TASK GOAL
Write out the whole listing word for word.

___ SUPPLIED MATERIAL

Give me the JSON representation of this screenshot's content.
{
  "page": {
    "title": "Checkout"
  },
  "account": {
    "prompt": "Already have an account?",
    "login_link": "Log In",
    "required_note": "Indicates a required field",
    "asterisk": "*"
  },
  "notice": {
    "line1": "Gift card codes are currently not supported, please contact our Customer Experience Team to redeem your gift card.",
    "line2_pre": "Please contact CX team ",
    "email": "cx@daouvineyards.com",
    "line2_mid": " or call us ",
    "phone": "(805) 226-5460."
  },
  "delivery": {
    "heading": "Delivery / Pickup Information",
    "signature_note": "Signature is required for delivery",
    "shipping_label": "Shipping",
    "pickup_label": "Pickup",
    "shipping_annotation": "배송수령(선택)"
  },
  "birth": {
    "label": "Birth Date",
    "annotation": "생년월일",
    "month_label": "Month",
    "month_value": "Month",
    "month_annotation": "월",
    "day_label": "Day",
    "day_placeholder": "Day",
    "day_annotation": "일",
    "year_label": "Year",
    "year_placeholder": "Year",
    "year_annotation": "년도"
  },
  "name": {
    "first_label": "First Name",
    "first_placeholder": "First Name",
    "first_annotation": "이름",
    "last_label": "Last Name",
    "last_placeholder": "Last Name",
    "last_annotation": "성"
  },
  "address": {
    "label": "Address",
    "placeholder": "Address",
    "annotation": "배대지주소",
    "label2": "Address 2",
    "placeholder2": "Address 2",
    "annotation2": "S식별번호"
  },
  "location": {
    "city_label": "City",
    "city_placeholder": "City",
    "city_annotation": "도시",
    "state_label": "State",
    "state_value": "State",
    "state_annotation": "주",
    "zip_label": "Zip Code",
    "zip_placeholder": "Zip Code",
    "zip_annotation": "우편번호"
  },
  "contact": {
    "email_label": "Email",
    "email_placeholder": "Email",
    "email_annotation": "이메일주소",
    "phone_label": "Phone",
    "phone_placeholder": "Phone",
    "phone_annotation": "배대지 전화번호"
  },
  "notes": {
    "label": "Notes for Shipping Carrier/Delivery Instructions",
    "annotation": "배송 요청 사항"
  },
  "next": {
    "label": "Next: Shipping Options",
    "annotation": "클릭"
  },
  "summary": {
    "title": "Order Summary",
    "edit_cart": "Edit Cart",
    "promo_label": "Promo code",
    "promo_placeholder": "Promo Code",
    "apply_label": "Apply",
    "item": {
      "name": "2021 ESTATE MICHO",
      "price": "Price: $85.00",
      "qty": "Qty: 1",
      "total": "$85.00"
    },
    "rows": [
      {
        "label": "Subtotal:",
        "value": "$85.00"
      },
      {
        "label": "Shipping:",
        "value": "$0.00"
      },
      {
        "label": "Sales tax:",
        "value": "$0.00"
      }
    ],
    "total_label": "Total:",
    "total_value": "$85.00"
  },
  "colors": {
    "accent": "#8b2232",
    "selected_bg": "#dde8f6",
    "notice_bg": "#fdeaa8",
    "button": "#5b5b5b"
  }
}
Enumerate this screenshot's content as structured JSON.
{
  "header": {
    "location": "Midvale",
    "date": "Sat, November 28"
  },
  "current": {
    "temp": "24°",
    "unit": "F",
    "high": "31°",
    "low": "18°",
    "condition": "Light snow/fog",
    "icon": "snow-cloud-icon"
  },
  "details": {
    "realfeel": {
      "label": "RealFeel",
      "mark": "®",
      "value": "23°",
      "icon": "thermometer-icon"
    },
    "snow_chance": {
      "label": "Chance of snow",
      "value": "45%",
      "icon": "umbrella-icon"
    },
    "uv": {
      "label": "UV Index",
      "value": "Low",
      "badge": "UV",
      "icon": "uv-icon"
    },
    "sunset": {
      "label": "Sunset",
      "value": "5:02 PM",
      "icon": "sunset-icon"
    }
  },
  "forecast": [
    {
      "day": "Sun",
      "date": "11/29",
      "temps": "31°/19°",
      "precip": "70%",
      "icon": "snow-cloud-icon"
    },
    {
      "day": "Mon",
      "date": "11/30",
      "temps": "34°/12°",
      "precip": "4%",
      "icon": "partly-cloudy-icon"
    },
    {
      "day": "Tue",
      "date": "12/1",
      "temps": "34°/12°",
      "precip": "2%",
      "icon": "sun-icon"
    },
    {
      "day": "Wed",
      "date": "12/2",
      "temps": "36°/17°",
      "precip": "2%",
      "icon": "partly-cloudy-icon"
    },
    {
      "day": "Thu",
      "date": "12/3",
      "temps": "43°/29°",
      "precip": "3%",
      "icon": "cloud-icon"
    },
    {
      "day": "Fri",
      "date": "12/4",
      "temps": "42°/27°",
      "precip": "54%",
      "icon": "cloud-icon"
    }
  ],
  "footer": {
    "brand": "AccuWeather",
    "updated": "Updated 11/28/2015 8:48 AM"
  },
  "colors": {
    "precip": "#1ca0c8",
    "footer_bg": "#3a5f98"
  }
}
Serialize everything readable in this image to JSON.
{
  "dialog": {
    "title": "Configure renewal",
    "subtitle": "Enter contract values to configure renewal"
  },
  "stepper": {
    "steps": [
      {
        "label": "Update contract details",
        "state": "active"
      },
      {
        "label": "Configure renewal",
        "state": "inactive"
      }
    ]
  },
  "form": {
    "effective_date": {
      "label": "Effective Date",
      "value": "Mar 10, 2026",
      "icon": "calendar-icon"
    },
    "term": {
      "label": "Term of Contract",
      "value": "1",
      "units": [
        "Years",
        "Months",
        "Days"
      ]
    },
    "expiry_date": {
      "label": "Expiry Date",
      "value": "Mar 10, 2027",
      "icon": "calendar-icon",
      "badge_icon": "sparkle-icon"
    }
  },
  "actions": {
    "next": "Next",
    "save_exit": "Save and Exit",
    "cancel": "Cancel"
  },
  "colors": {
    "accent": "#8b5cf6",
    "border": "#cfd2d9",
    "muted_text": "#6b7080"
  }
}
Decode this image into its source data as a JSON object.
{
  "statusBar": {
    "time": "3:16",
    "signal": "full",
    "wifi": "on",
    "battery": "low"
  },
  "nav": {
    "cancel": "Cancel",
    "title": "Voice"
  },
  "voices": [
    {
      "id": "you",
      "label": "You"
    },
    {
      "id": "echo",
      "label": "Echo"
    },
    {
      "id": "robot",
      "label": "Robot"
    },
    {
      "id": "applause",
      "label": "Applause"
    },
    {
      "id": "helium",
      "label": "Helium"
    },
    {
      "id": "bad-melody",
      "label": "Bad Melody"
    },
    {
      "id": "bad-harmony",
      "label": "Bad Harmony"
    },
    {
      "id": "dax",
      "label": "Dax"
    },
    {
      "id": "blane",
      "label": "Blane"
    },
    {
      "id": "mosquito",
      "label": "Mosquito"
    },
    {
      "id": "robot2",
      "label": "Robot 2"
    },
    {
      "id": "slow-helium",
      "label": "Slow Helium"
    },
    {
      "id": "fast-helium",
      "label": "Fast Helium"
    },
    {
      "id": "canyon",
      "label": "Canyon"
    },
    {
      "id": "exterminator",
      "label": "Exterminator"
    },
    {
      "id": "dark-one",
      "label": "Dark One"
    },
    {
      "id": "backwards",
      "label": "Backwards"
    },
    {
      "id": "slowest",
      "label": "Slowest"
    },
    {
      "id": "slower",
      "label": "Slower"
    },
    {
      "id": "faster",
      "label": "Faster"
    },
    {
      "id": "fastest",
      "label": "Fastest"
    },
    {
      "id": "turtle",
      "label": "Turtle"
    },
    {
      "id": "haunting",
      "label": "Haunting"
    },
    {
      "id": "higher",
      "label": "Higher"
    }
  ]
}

______

OUTPUT FOR THIS TASK
Give me the JSON representation of this screenshot's content.
{
  "page": {
    "title": "Checkout"
  },
  "account": {
    "prompt": "Already have an account?",
    "login_link": "Log In",
    "required_note": "Indicates a required field",
    "asterisk": "*"
  },
  "notice": {
    "line1": "Gift card codes are currently not supported, please contact our Customer Experience Team to redeem your gift card.",
    "line2_pre": "Please contact CX team ",
    "email": "cx@daouvineyards.com",
    "line2_mid": " or call us ",
    "phone": "(805) 226-5460."
  },
  "delivery": {
    "heading": "Delivery / Pickup Information",
    "signature_note": "Signature is required for delivery",
    "shipping_label": "Shipping",
    "pickup_label": "Pickup",
    "shipping_annotation": "배송수령(선택)"
  },
  "birth": {
    "label": "Birth Date",
    "annotation": "생년월일",
    "month_label": "Month",
    "month_value": "Month",
    "month_annotation": "월",
    "day_label": "Day",
    "day_placeholder": "Day",
    "day_annotation": "일",
    "year_label": "Year",
    "year_placeholder": "Year",
    "year_annotation": "년도"
  },
  "name": {
    "first_label": "First Name",
    "first_placeholder": "First Name",
    "first_annotation": "이름",
    "last_label": "Last Name",
    "last_placeholder": "Last Name",
    "last_annotation": "성"
  },
  "address": {
    "label": "Address",
    "placeholder": "Address",
    "annotation": "배대지주소",
    "label2": "Address 2",
    "placeholder2": "Address 2",
    "annotation2": "S식별번호"
  },
  "location": {
    "city_label": "City",
    "city_placeholder": "City",
    "city_annotation": "도시",
    "state_label": "State",
    "state_value": "State",
    "state_annotation": "주",
    "zip_label": "Zip Code",
    "zip_placeholder": "Zip Code",
    "zip_annotation": "우편번호"
  },
  "contact": {
    "email_label": "Email",
    "email_placeholder": "Email",
    "email_annotation": "이메일주소",
    "phone_label": "Phone",
    "phone_placeholder": "Phone",
    "phone_annotation": "배대지 전화번호"
  },
  "notes": {
    "label": "Notes for Shipping Carrier/Delivery Instructions",
    "annotation": "배송 요청 사항"
  },
  "next": {
    "label": "Next: Shipping Options",
    "annotation": "클릭"
  },
  "summary": {
    "title": "Order Summary",
    "edit_cart": "Edit Cart",
    "promo_label": "Promo code",
    "promo_placeholder": "Promo Code",
    "apply_label": "Apply",
    "item": {
      "name": "2021 ESTATE MICHO",
      "price": "Price: $85.00",
      "qty": "Qty: 1",
      "total": "$85.00"
    },
    "rows": [
      {
        "label": "Subtotal:",
        "value": "$85.00"
      },
      {
        "label": "Shipping:",
        "value": "$0.00"
      },
      {
        "label": "Sales tax:",
        "value": "$0.00"
      }
    ],
    "total_label": "Total:",
    "total_value": "$85.00"
  },
  "colors": {
    "accent": "#8b2232",
    "selected_bg": "#dde8f6",
    "notice_bg": "#fdeaa8",
    "button": "#5b5b5b"
  }
}
Enumerate this screenshot's content as structured JSON.
{
  "header": {
    "location": "Midvale",
    "date": "Sat, November 28"
  },
  "current": {
    "temp": "24°",
    "unit": "F",
    "high": "31°",
    "low": "18°",
    "condition": "Light snow/fog",
    "icon": "snow-cloud-icon"
  },
  "details": {
    "realfeel": {
      "label": "RealFeel",
      "mark": "®",
      "value": "23°",
      "icon": "thermometer-icon"
    },
    "snow_chance": {
      "label": "Chance of snow",
      "value": "45%",
      "icon": "umbrella-icon"
    },
    "uv": {
      "label": "UV Index",
      "value": "Low",
      "badge": "UV",
      "icon": "uv-icon"
    },
    "sunset": {
      "label": "Sunset",
      "value": "5:02 PM",
      "icon": "sunset-icon"
    }
  },
  "forecast": [
    {
      "day": "Sun",
      "date": "11/29",
      "temps": "31°/19°",
      "precip": "70%",
      "icon": "snow-cloud-icon"
    },
    {
      "day": "Mon",
      "date": "11/30",
      "temps": "34°/12°",
      "precip": "4%",
      "icon": "partly-cloudy-icon"
    },
    {
      "day": "Tue",
      "date": "12/1",
      "temps": "34°/12°",
      "precip": "2%",
      "icon": "sun-icon"
    },
    {
      "day": "Wed",
      "date": "12/2",
      "temps": "36°/17°",
      "precip": "2%",
      "icon": "partly-cloudy-icon"
    },
    {
      "day": "Thu",
      "date": "12/3",
      "temps": "43°/29°",
      "precip": "3%",
      "icon": "cloud-icon"
    },
    {
      "day": "Fri",
      "date": "12/4",
      "temps": "42°/27°",
      "precip": "54%",
      "icon": "cloud-icon"
    }
  ],
  "footer": {
    "brand": "AccuWeather",
    "updated": "Updated 11/28/2015 8:48 AM"
  },
  "colors": {
    "precip": "#1ca0c8",
    "footer_bg": "#3a5f98"
  }
}
Serialize everything readable in this image to JSON.
{
  "dialog": {
    "title": "Configure renewal",
    "subtitle": "Enter contract values to configure renewal"
  },
  "stepper": {
    "steps": [
      {
        "label": "Update contract details",
        "state": "active"
      },
      {
        "label": "Configure renewal",
        "state": "inactive"
      }
    ]
  },
  "form": {
    "effective_date": {
      "label": "Effective Date",
      "value": "Mar 10, 2026",
      "icon": "calendar-icon"
    },
    "term": {
      "label": "Term of Contract",
      "value": "1",
      "units": [
        "Years",
        "Months",
        "Days"
      ]
    },
    "expiry_date": {
      "label": "Expiry Date",
      "value": "Mar 10, 2027",
      "icon": "calendar-icon",
      "badge_icon": "sparkle-icon"
    }
  },
  "actions": {
    "next": "Next",
    "save_exit": "Save and Exit",
    "cancel": "Cancel"
  },
  "colors": {
    "accent": "#8b5cf6",
    "border": "#cfd2d9",
    "muted_text": "#6b7080"
  }
}
Decode this image into its source data as a JSON object.
{
  "statusBar": {
    "time": "3:16",
    "signal": "full",
    "wifi": "on",
    "battery": "low"
  },
  "nav": {
    "cancel": "Cancel",
    "title": "Voice"
  },
  "voices": [
    {
      "id": "you",
      "label": "You"
    },
    {
      "id": "echo",
      "label": "Echo"
    },
    {
      "id": "robot",
      "label": "Robot"
    },
    {
      "id": "applause",
      "label": "Applause"
    },
    {
      "id": "helium",
      "label": "Helium"
    },
    {
      "id": "bad-melody",
      "label": "Bad Melody"
    },
    {
      "id": "bad-harmony",
      "label": "Bad Harmony"
    },
    {
      "id": "dax",
      "label": "Dax"
    },
    {
      "id": "blane",
      "label": "Blane"
    },
    {
      "id": "mosquito",
      "label": "Mosquito"
    },
    {
      "id": "robot2",
      "label": "Robot 2"
    },
    {
      "id": "slow-helium",
      "label": "Slow Helium"
    },
    {
      "id": "fast-helium",
      "label": "Fast Helium"
    },
    {
      "id": "canyon",
      "label": "Canyon"
    },
    {
      "id": "exterminator",
      "label": "Exterminator"
    },
    {
      "id": "dark-one",
      "label": "Dark One"
    },
    {
      "id": "backwards",
      "label": "Backwards"
    },
    {
      "id": "slowest",
      "label": "Slowest"
    },
    {
      "id": "slower",
      "label": "Slower"
    },
    {
      "id": "faster",
      "label": "Faster"
    },
    {
      "id": "fastest",
      "label": "Fastest"
    },
    {
      "id": "turtle",
      "label": "Turtle"
    },
    {
      "id": "haunting",
      "label": "Haunting"
    },
    {
      "id": "higher",
      "label": "Higher"
    }
  ]
}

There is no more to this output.